Figure record listings:
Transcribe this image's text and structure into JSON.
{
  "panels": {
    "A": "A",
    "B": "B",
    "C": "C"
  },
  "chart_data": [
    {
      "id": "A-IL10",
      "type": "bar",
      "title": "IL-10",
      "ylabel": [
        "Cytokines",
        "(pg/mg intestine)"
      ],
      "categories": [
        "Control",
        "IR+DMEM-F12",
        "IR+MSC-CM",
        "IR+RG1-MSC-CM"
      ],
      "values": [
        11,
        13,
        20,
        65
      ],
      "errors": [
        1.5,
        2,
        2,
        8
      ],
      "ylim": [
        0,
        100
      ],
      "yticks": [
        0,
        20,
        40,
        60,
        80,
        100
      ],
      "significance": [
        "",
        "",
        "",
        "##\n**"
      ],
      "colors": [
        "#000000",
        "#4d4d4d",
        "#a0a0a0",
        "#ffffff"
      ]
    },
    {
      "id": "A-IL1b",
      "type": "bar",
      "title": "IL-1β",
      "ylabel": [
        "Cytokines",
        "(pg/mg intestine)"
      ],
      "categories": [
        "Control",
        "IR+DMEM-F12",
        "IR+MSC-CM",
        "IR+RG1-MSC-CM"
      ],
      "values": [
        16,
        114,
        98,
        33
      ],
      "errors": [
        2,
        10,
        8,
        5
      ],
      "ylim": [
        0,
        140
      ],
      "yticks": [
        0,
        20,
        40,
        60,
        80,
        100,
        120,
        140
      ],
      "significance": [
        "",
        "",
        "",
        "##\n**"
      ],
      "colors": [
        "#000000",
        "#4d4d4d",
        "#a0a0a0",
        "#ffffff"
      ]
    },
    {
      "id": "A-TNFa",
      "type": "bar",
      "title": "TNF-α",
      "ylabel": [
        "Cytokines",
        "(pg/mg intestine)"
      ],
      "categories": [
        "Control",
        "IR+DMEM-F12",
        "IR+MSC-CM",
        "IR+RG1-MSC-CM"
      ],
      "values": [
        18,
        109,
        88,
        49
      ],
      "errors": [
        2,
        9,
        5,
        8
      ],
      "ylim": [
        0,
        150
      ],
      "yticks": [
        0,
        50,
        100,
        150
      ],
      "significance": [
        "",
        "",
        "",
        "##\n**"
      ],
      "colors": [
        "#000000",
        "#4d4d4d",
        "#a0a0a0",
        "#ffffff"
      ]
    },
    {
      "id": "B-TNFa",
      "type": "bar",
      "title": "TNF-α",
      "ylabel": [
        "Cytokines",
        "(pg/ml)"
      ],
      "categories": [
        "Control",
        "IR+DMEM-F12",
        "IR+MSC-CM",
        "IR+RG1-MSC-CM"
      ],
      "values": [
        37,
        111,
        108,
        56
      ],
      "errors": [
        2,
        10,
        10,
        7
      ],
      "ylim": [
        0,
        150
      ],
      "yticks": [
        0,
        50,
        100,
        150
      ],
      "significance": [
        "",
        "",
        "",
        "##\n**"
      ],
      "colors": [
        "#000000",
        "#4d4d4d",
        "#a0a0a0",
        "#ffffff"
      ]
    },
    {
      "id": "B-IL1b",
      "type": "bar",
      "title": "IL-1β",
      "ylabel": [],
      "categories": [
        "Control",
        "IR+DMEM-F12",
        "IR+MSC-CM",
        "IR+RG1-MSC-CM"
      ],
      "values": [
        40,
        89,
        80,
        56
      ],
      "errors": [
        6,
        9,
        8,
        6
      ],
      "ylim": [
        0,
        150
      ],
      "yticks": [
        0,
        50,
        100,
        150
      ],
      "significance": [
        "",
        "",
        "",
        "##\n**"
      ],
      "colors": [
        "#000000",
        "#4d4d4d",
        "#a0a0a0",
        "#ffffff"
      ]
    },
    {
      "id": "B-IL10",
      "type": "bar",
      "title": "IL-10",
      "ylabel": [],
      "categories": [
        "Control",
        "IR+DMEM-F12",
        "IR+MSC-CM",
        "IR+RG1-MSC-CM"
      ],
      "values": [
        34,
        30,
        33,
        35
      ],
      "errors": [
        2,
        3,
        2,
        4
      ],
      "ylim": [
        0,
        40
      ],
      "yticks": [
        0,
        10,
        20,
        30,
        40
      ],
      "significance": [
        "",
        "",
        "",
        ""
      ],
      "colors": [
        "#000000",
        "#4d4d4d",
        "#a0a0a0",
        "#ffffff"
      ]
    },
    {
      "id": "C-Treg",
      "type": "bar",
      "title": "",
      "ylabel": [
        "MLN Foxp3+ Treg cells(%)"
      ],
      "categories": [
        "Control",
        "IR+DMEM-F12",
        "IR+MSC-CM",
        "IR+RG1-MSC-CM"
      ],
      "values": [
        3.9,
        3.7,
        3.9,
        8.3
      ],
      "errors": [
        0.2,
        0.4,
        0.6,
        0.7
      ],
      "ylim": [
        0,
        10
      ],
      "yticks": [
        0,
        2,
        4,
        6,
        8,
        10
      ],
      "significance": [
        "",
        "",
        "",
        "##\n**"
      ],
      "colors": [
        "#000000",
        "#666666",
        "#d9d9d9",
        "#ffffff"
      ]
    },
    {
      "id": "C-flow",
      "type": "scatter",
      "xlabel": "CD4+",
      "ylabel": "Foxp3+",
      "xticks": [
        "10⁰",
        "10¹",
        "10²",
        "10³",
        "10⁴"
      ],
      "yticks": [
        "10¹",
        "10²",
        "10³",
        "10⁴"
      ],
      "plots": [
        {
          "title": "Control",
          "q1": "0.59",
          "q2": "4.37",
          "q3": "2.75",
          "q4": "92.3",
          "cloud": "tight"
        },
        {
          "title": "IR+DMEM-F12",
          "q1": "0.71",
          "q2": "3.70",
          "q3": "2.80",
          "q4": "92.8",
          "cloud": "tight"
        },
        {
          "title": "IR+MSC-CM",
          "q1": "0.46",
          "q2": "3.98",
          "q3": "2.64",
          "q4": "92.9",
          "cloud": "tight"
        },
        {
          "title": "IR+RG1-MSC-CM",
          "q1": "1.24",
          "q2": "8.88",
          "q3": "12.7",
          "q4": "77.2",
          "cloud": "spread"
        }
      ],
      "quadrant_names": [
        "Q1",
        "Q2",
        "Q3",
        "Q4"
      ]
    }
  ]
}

* _What you have to do_
Take the records and restate them word for word.

* _Reply to the exercise_
Transcribe this image's text and structure into JSON.
{
  "panels": {
    "A": "A",
    "B": "B",
    "C": "C"
  },
  "chart_data": [
    {
      "id": "A-IL10",
      "type": "bar",
      "title": "IL-10",
      "ylabel": [
        "Cytokines",
        "(pg/mg intestine)"
      ],
      "categories": [
        "Control",
        "IR+DMEM-F12",
        "IR+MSC-CM",
        "IR+RG1-MSC-CM"
      ],
      "values": [
        11,
        13,
        20,
        65
      ],
      "errors": [
        1.5,
        2,
        2,
        8
      ],
      "ylim": [
        0,
        100
      ],
      "yticks": [
        0,
        20,
        40,
        60,
        80,
        100
      ],
      "significance": [
        "",
        "",
        "",
        "##\n**"
      ],
      "colors": [
        "#000000",
        "#4d4d4d",
        "#a0a0a0",
        "#ffffff"
      ]
    },
    {
      "id": "A-IL1b",
      "type": "bar",
      "title": "IL-1β",
      "ylabel": [
        "Cytokines",
        "(pg/mg intestine)"
      ],
      "categories": [
        "Control",
        "IR+DMEM-F12",
        "IR+MSC-CM",
        "IR+RG1-MSC-CM"
      ],
      "values": [
        16,
        114,
        98,
        33
      ],
      "errors": [
        2,
        10,
        8,
        5
      ],
      "ylim": [
        0,
        140
      ],
      "yticks": [
        0,
        20,
        40,
        60,
        80,
        100,
        120,
        140
      ],
      "significance": [
        "",
        "",
        "",
        "##\n**"
      ],
      "colors": [
        "#000000",
        "#4d4d4d",
        "#a0a0a0",
        "#ffffff"
      ]
    },
    {
      "id": "A-TNFa",
      "type": "bar",
      "title": "TNF-α",
      "ylabel": [
        "Cytokines",
        "(pg/mg intestine)"
      ],
      "categories": [
        "Control",
        "IR+DMEM-F12",
        "IR+MSC-CM",
        "IR+RG1-MSC-CM"
      ],
      "values": [
        18,
        109,
        88,
        49
      ],
      "errors": [
        2,
        9,
        5,
        8
      ],
      "ylim": [
        0,
        150
      ],
      "yticks": [
        0,
        50,
        100,
        150
      ],
      "significance": [
        "",
        "",
        "",
        "##\n**"
      ],
      "colors": [
        "#000000",
        "#4d4d4d",
        "#a0a0a0",
        "#ffffff"
      ]
    },
    {
      "id": "B-TNFa",
      "type": "bar",
      "title": "TNF-α",
      "ylabel": [
        "Cytokines",
        "(pg/ml)"
      ],
      "categories": [
        "Control",
        "IR+DMEM-F12",
        "IR+MSC-CM",
        "IR+RG1-MSC-CM"
      ],
      "values": [
        37,
        111,
        108,
        56
      ],
      "errors": [
        2,
        10,
        10,
        7
      ],
      "ylim": [
        0,
        150
      ],
      "yticks": [
        0,
        50,
        100,
        150
      ],
      "significance": [
        "",
        "",
        "",
        "##\n**"
      ],
      "colors": [
        "#000000",
        "#4d4d4d",
        "#a0a0a0",
        "#ffffff"
      ]
    },
    {
      "id": "B-IL1b",
      "type": "bar",
      "title": "IL-1β",
      "ylabel": [],
      "categories": [
        "Control",
        "IR+DMEM-F12",
        "IR+MSC-CM",
        "IR+RG1-MSC-CM"
      ],
      "values": [
        40,
        89,
        80,
        56
      ],
      "errors": [
        6,
        9,
        8,
        6
      ],
      "ylim": [
        0,
        150
      ],
      "yticks": [
        0,
        50,
        100,
        150
      ],
      "significance": [
        "",
        "",
        "",
        "##\n**"
      ],
      "colors": [
        "#000000",
        "#4d4d4d",
        "#a0a0a0",
        "#ffffff"
      ]
    },
    {
      "id": "B-IL10",
      "type": "bar",
      "title": "IL-10",
      "ylabel": [],
      "categories": [
        "Control",
        "IR+DMEM-F12",
        "IR+MSC-CM",
        "IR+RG1-MSC-CM"
      ],
      "values": [
        34,
        30,
        33,
        35
      ],
      "errors": [
        2,
        3,
        2,
        4
      ],
      "ylim": [
        0,
        40
      ],
      "yticks": [
        0,
        10,
        20,
        30,
        40
      ],
      "significance": [
        "",
        "",
        "",
        ""
      ],
      "colors": [
        "#000000",
        "#4d4d4d",
        "#a0a0a0",
        "#ffffff"
      ]
    },
    {
      "id": "C-Treg",
      "type": "bar",
      "title": "",
      "ylabel": [
        "MLN Foxp3+ Treg cells(%)"
      ],
      "categories": [
        "Control",
        "IR+DMEM-F12",
        "IR+MSC-CM",
        "IR+RG1-MSC-CM"
      ],
      "values": [
        3.9,
        3.7,
        3.9,
        8.3
      ],
      "errors": [
        0.2,
        0.4,
        0.6,
        0.7
      ],
      "ylim": [
        0,
        10
      ],
      "yticks": [
        0,
        2,
        4,
        6,
        8,
        10
      ],
      "significance": [
        "",
        "",
        "",
        "##\n**"
      ],
      "colors": [
        "#000000",
        "#666666",
        "#d9d9d9",
        "#ffffff"
      ]
    },
    {
      "id": "C-flow",
      "type": "scatter",
      "xlabel": "CD4+",
      "ylabel": "Foxp3+",
      "xticks": [
        "10⁰",
        "10¹",
        "10²",
        "10³",
        "10⁴"
      ],
      "yticks": [
        "10¹",
        "10²",
        "10³",
        "10⁴"
      ],
      "plots": [
        {
          "title": "Control",
          "q1": "0.59",
          "q2": "4.37",
          "q3": "2.75",
          "q4": "92.3",
          "cloud": "tight"
        },
        {
          "title": "IR+DMEM-F12",
          "q1": "0.71",
          "q2": "3.70",
          "q3": "2.80",
          "q4": "92.8",
          "cloud": "tight"
        },
        {
          "title": "IR+MSC-CM",
          "q1": "0.46",
          "q2": "3.98",
          "q3": "2.64",
          "q4": "92.9",
          "cloud": "tight"
        },
        {
          "title": "IR+RG1-MSC-CM",
          "q1": "1.24",
          "q2": "8.88",
          "q3": "12.7",
          "q4": "77.2",
          "cloud": "spread"
        }
      ],
      "quadrant_names": [
        "Q1",
        "Q2",
        "Q3",
        "Q4"
      ]
    }
  ]
}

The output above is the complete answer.